Look for the word "from" in the entries below, then copy every line that has it.

— begin Records shown —

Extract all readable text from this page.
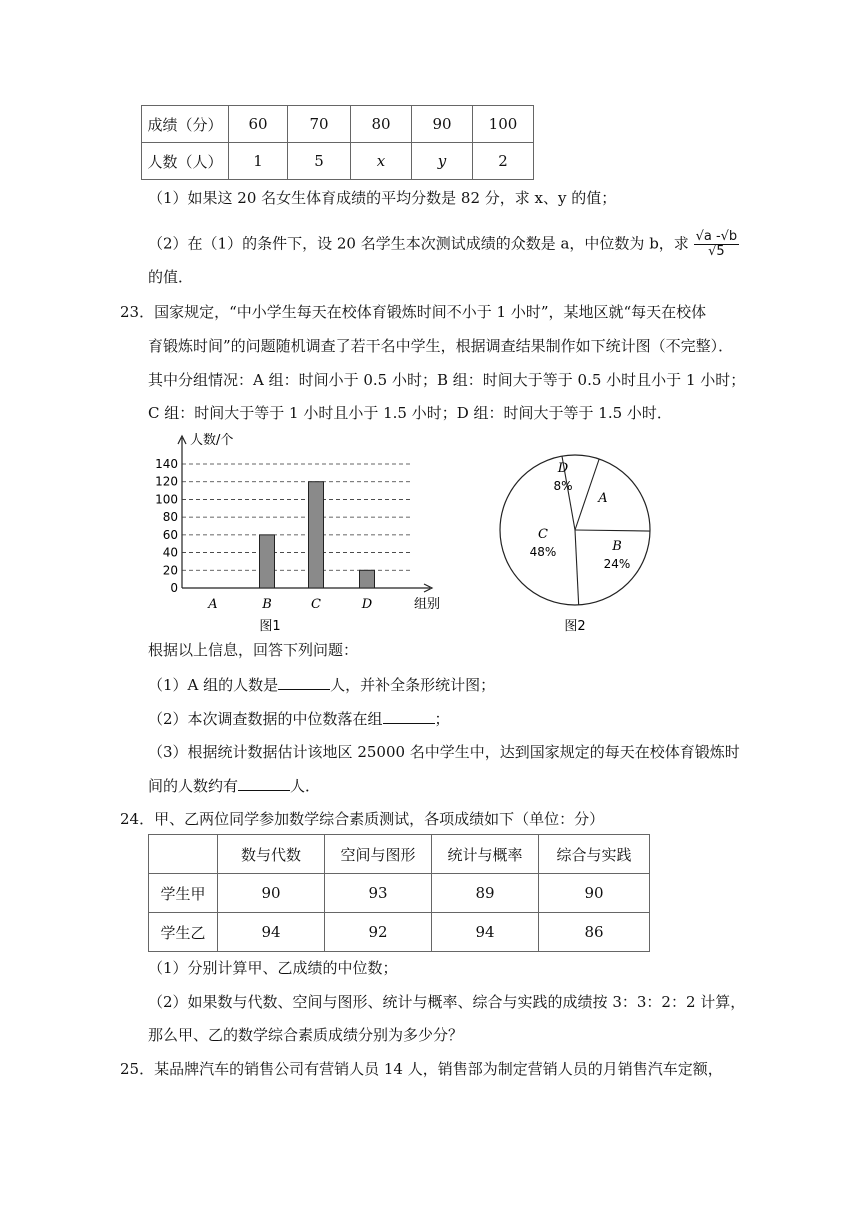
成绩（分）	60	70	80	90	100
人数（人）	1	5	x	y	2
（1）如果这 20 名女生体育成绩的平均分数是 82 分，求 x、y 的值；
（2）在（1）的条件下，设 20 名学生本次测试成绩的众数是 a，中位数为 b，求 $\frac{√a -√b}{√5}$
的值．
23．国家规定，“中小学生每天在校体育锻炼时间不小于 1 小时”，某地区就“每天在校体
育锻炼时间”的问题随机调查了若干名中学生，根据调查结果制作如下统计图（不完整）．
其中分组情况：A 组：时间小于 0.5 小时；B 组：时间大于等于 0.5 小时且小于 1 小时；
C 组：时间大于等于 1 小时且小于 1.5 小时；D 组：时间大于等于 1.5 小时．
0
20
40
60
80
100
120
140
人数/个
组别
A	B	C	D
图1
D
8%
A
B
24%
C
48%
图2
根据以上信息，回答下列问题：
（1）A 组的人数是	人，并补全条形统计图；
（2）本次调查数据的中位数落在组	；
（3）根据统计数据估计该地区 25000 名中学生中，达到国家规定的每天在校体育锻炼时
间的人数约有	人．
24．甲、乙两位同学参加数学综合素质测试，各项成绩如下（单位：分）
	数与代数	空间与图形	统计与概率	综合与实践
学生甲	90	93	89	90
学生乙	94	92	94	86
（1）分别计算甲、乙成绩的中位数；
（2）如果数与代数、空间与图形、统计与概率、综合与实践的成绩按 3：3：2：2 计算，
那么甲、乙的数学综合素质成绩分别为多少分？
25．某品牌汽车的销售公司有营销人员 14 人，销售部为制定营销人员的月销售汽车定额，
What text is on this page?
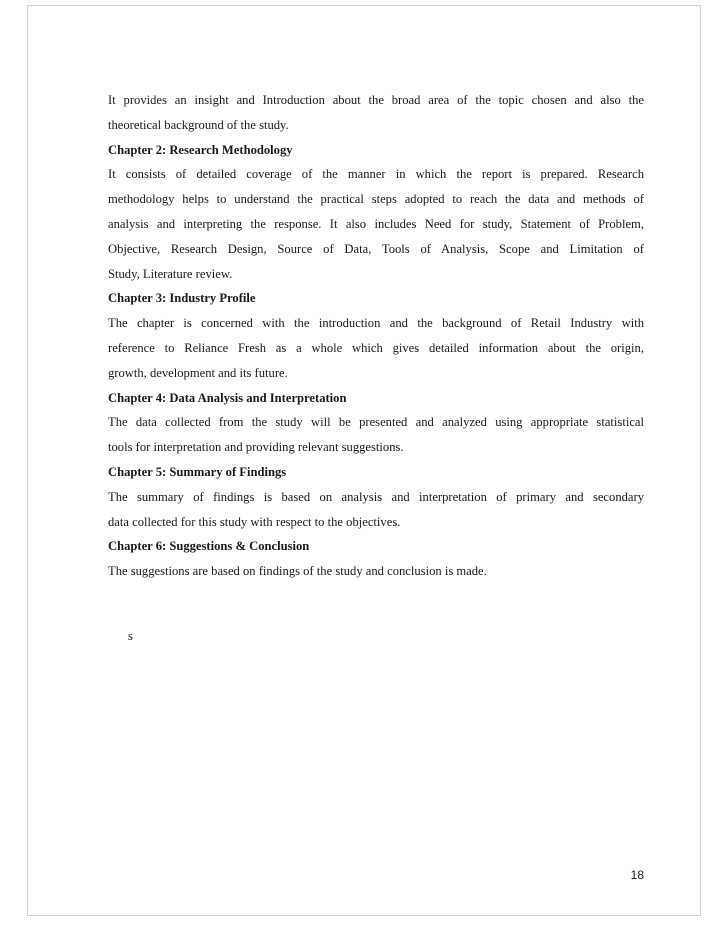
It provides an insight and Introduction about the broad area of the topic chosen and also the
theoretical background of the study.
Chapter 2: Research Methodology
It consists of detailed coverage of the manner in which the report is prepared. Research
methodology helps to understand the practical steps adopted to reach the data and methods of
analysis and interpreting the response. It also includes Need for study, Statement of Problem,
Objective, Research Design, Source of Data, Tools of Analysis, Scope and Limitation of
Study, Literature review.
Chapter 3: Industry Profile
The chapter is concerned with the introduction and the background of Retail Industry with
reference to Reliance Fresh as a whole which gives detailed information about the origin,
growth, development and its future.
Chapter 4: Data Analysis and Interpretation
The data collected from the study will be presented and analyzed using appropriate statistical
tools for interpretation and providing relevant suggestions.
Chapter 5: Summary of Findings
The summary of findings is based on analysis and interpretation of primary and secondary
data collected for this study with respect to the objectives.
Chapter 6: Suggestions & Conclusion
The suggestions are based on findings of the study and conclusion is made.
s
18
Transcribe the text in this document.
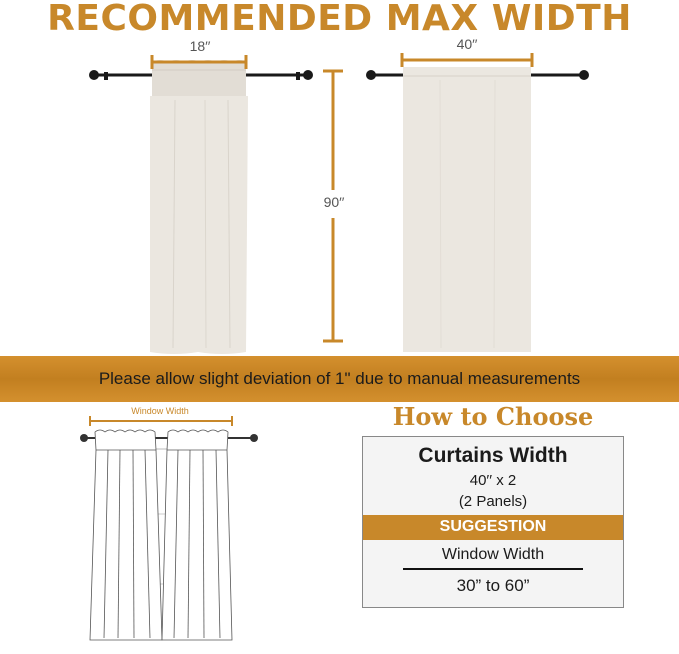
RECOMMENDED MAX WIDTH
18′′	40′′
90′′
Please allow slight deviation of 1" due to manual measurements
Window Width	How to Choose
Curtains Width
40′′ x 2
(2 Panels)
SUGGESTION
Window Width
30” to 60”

— end Records shown —

Output of the exercise:
Extract all readable text from this page.
The data collected from the study will be presented and analyzed using appropriate statistical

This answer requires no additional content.